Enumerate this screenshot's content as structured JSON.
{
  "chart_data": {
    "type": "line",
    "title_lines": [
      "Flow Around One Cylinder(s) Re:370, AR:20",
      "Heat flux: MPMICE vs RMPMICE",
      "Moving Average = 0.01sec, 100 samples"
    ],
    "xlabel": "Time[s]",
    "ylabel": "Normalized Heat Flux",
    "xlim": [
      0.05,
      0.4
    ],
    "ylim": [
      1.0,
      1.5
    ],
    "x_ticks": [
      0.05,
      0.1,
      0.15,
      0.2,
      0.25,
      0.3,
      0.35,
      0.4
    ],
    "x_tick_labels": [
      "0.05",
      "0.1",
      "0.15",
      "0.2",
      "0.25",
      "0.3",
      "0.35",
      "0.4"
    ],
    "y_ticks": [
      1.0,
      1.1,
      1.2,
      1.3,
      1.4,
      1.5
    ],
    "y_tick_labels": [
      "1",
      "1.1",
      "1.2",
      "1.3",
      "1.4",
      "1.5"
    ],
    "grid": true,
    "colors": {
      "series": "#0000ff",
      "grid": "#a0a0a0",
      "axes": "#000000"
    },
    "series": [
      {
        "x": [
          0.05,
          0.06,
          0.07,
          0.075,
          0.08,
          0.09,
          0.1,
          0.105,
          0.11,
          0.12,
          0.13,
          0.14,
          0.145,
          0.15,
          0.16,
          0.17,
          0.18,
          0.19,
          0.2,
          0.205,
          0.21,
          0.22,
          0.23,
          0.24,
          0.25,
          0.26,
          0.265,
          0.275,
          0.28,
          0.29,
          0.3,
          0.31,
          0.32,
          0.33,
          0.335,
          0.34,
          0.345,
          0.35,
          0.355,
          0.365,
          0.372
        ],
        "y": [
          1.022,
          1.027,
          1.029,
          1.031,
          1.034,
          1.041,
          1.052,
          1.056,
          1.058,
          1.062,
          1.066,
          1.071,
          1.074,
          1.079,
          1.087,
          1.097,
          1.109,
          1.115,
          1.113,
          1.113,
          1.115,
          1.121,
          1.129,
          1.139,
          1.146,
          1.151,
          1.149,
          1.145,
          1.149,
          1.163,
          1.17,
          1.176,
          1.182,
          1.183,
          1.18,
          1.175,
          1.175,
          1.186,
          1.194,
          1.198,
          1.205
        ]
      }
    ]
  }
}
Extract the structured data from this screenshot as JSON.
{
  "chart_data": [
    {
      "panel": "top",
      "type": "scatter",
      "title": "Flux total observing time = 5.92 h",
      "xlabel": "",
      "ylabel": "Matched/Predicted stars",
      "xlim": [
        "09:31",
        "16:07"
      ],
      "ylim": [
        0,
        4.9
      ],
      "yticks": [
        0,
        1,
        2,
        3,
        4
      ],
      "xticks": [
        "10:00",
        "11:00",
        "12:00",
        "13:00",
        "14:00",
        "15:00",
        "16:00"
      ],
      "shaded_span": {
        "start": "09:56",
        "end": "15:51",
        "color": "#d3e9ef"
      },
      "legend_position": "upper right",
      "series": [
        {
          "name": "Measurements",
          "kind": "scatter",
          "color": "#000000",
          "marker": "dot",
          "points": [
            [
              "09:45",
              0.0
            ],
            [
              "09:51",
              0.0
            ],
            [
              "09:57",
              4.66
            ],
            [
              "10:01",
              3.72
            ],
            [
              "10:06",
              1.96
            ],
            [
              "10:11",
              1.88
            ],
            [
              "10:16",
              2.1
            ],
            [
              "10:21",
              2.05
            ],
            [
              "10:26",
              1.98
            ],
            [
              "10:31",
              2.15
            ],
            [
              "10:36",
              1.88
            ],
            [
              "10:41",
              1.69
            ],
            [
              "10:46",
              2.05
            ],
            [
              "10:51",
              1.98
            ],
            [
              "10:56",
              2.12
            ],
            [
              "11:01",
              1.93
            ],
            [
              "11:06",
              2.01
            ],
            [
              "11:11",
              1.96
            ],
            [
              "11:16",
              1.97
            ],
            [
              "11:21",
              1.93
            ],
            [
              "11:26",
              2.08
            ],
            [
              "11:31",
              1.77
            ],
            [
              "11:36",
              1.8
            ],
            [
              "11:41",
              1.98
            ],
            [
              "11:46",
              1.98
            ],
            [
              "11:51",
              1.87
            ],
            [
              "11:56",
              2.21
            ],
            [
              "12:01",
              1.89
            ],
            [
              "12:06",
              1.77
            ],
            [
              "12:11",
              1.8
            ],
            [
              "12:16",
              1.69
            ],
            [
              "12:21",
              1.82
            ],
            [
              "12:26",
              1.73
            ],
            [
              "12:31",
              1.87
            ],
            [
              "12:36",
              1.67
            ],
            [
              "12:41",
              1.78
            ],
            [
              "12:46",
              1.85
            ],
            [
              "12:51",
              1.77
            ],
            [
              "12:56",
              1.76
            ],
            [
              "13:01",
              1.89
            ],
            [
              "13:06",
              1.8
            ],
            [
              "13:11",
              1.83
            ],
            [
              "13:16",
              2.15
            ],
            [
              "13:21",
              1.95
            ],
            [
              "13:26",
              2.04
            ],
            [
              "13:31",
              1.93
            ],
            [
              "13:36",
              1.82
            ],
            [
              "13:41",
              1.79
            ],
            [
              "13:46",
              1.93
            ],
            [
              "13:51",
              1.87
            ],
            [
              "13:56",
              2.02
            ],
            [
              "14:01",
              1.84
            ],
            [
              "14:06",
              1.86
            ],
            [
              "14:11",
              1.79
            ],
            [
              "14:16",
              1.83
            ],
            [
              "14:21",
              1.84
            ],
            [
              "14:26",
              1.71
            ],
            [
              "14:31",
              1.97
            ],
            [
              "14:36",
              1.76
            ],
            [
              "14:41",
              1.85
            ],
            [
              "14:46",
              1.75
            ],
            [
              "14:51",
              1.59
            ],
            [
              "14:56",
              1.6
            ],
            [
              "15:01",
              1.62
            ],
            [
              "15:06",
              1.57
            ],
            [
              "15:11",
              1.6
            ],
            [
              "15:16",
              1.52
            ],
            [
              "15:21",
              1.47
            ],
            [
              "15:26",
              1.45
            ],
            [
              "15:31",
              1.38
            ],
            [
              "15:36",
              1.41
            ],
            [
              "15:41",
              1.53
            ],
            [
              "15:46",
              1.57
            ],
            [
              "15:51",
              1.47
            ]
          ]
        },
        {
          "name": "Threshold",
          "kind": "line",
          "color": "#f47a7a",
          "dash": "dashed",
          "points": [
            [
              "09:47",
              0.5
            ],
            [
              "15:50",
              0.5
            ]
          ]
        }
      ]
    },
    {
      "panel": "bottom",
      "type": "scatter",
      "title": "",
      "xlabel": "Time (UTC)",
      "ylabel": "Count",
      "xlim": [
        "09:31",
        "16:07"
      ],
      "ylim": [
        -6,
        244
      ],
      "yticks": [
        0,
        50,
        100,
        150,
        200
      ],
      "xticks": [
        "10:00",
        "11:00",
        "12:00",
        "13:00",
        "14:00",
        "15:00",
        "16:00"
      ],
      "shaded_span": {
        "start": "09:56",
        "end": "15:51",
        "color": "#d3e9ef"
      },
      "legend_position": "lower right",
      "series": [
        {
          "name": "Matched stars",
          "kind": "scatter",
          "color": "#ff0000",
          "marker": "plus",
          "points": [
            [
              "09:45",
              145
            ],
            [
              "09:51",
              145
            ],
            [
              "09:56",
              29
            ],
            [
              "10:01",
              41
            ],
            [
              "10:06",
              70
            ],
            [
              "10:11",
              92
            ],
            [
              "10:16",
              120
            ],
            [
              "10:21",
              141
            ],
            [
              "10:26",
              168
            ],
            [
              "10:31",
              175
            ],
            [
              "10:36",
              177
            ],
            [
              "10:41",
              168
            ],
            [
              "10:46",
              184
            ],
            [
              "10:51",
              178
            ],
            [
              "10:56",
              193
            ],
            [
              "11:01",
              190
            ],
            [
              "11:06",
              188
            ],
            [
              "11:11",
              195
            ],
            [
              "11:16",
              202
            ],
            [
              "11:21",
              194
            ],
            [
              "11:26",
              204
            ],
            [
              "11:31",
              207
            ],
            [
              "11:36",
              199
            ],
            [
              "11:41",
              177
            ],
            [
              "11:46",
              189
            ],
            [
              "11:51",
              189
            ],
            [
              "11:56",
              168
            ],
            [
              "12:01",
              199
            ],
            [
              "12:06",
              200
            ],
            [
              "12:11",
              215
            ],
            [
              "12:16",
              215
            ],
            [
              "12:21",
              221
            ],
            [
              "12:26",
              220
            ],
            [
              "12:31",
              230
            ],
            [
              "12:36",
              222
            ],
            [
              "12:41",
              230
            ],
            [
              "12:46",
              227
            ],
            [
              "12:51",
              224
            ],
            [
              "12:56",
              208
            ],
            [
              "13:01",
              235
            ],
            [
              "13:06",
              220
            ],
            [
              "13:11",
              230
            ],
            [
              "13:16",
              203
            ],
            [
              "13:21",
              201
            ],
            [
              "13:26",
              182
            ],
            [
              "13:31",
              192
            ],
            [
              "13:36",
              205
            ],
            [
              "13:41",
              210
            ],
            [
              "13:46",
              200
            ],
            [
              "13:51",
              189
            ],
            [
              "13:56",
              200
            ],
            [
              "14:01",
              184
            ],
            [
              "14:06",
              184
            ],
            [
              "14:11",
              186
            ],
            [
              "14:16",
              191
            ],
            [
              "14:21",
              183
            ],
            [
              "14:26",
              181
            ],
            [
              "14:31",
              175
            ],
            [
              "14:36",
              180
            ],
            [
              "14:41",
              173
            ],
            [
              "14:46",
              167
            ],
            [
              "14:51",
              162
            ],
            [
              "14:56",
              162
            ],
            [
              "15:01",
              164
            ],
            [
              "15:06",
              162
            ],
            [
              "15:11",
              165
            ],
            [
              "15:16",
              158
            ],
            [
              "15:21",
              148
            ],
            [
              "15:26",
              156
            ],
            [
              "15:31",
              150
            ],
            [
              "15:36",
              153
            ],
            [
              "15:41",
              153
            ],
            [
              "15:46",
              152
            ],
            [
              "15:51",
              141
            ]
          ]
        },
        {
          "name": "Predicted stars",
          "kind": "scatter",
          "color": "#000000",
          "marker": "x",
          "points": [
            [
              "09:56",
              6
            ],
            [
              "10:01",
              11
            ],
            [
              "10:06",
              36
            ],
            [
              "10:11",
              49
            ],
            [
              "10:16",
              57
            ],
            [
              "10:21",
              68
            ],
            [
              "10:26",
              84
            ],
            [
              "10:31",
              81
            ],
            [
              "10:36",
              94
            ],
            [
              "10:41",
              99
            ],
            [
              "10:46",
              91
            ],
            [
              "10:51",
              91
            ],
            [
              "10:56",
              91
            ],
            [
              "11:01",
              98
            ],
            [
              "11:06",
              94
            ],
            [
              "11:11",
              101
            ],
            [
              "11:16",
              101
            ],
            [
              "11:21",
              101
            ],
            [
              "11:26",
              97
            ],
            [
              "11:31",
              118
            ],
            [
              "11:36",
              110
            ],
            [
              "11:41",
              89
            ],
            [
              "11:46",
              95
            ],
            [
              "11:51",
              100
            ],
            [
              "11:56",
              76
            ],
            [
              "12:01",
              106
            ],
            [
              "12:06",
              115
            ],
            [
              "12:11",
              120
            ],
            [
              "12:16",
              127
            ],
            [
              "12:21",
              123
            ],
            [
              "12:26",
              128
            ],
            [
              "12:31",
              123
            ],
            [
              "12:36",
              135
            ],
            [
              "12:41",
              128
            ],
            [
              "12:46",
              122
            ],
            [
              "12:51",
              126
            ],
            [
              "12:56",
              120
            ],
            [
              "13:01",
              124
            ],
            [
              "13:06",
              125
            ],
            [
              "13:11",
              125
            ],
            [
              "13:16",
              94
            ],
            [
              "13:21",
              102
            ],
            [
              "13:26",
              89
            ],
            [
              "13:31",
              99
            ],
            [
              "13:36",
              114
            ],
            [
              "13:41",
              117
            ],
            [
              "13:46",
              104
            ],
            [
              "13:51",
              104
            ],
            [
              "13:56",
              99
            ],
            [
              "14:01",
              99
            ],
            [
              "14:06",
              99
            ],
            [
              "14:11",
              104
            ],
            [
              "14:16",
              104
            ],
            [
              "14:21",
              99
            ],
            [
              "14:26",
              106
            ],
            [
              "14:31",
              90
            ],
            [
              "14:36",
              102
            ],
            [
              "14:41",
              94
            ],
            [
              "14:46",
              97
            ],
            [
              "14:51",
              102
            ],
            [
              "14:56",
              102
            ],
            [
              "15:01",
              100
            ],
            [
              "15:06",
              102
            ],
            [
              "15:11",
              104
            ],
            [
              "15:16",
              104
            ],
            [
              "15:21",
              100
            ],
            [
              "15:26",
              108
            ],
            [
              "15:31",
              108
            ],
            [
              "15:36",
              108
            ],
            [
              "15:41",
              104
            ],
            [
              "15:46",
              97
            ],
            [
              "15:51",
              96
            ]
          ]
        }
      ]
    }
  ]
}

============================================================

### THE PROBLEM
Go through the material above and copy each line that has the word "right".

### SOLUTION FOR THIS TASK
      "legend_position": "upper right",
      "legend_position": "lower right",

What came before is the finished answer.